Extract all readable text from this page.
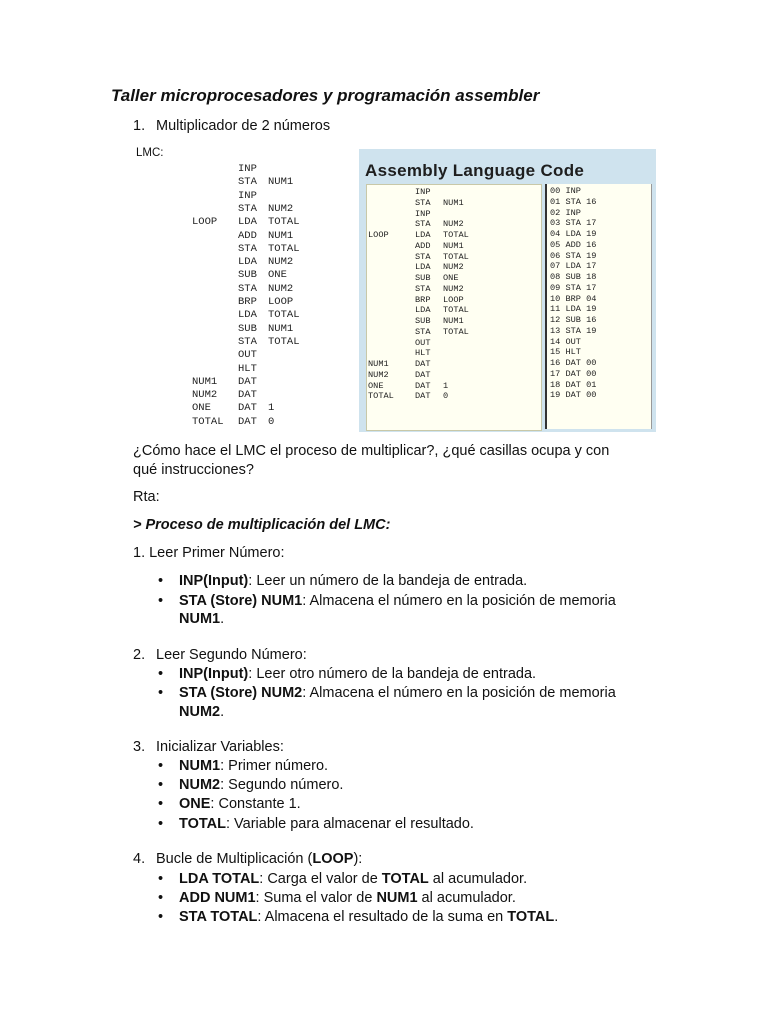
Taller microprocesadores y programación assembler
1. Multiplicador de 2 números
LMC:
INP
STA NUM1
INP
STA NUM2
LOOP LDA TOTAL
ADD NUM1
STA TOTAL
LDA NUM2
SUB ONE
STA NUM2
BRP LOOP
LDA TOTAL
SUB NUM1
STA TOTAL
OUT
HLT
NUM1 DAT
NUM2 DAT
ONE	DAT 1
TOTAL DAT 0
Assembly Language Code
INP
STA NUM1
INP
STA NUM2
LOOP	LDA TOTAL
ADD NUM1
STA TOTAL
LDA NUM2
SUB ONE
STA NUM2
BRP LOOP
LDA TOTAL
SUB NUM1
STA TOTAL
OUT
HLT
NUM1	DAT
NUM2	DAT
ONE	DAT 1
TOTAL DAT 0
00 INP
01 STA 16
02 INP
03 STA 17
04 LDA 19
05 ADD 16
06 STA 19
07 LDA 17
08 SUB 18
09 STA 17
10 BRP 04
11 LDA 19
12 SUB 16
13 STA 19
14 OUT
15 HLT
16 DAT 00
17 DAT 00
18 DAT 01
19 DAT 00
¿Cómo hace el LMC el proceso de multiplicar?, ¿qué casillas ocupa y con
qué instrucciones?
Rta:
> Proceso de multiplicación del LMC:
1. Leer Primer Número:
• INP(Input): Leer un número de la bandeja de entrada.
• STA (Store) NUM1: Almacena el número en la posición de memoria
NUM1.
2. Leer Segundo Número:
• INP(Input): Leer otro número de la bandeja de entrada.
• STA (Store) NUM2: Almacena el número en la posición de memoria
NUM2.
3. Inicializar Variables:
• NUM1: Primer número.
• NUM2: Segundo número.
• ONE: Constante 1.
• TOTAL: Variable para almacenar el resultado.
4. Bucle de Multiplicación (LOOP):
• LDA TOTAL: Carga el valor de TOTAL al acumulador.
• ADD NUM1: Suma el valor de NUM1 al acumulador.
• STA TOTAL: Almacena el resultado de la suma en TOTAL.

● ● ● ●

### Task instructions:
Each record above should be copied character for character, with pictures dropped.

### Exercise output:
Extract all readable text from this page.
Taller microprocesadores y programación assembler
1. Multiplicador de 2 números
LMC:
INP
STA NUM1
INP
STA NUM2
LOOP LDA TOTAL
ADD NUM1
STA TOTAL
LDA NUM2
SUB ONE
STA NUM2
BRP LOOP
LDA TOTAL
SUB NUM1
STA TOTAL
OUT
HLT
NUM1 DAT
NUM2 DAT
ONE	DAT 1
TOTAL DAT 0
Assembly Language Code
INP
STA NUM1
INP
STA NUM2
LOOP	LDA TOTAL
ADD NUM1
STA TOTAL
LDA NUM2
SUB ONE
STA NUM2
BRP LOOP
LDA TOTAL
SUB NUM1
STA TOTAL
OUT
HLT
NUM1	DAT
NUM2	DAT
ONE	DAT 1
TOTAL DAT 0
00 INP
01 STA 16
02 INP
03 STA 17
04 LDA 19
05 ADD 16
06 STA 19
07 LDA 17
08 SUB 18
09 STA 17
10 BRP 04
11 LDA 19
12 SUB 16
13 STA 19
14 OUT
15 HLT
16 DAT 00
17 DAT 00
18 DAT 01
19 DAT 00
¿Cómo hace el LMC el proceso de multiplicar?, ¿qué casillas ocupa y con
qué instrucciones?
Rta:
> Proceso de multiplicación del LMC:
1. Leer Primer Número:
• INP(Input): Leer un número de la bandeja de entrada.
• STA (Store) NUM1: Almacena el número en la posición de memoria
NUM1.
2. Leer Segundo Número:
• INP(Input): Leer otro número de la bandeja de entrada.
• STA (Store) NUM2: Almacena el número en la posición de memoria
NUM2.
3. Inicializar Variables:
• NUM1: Primer número.
• NUM2: Segundo número.
• ONE: Constante 1.
• TOTAL: Variable para almacenar el resultado.
4. Bucle de Multiplicación (LOOP):
• LDA TOTAL: Carga el valor de TOTAL al acumulador.
• ADD NUM1: Suma el valor de NUM1 al acumulador.
• STA TOTAL: Almacena el resultado de la suma en TOTAL.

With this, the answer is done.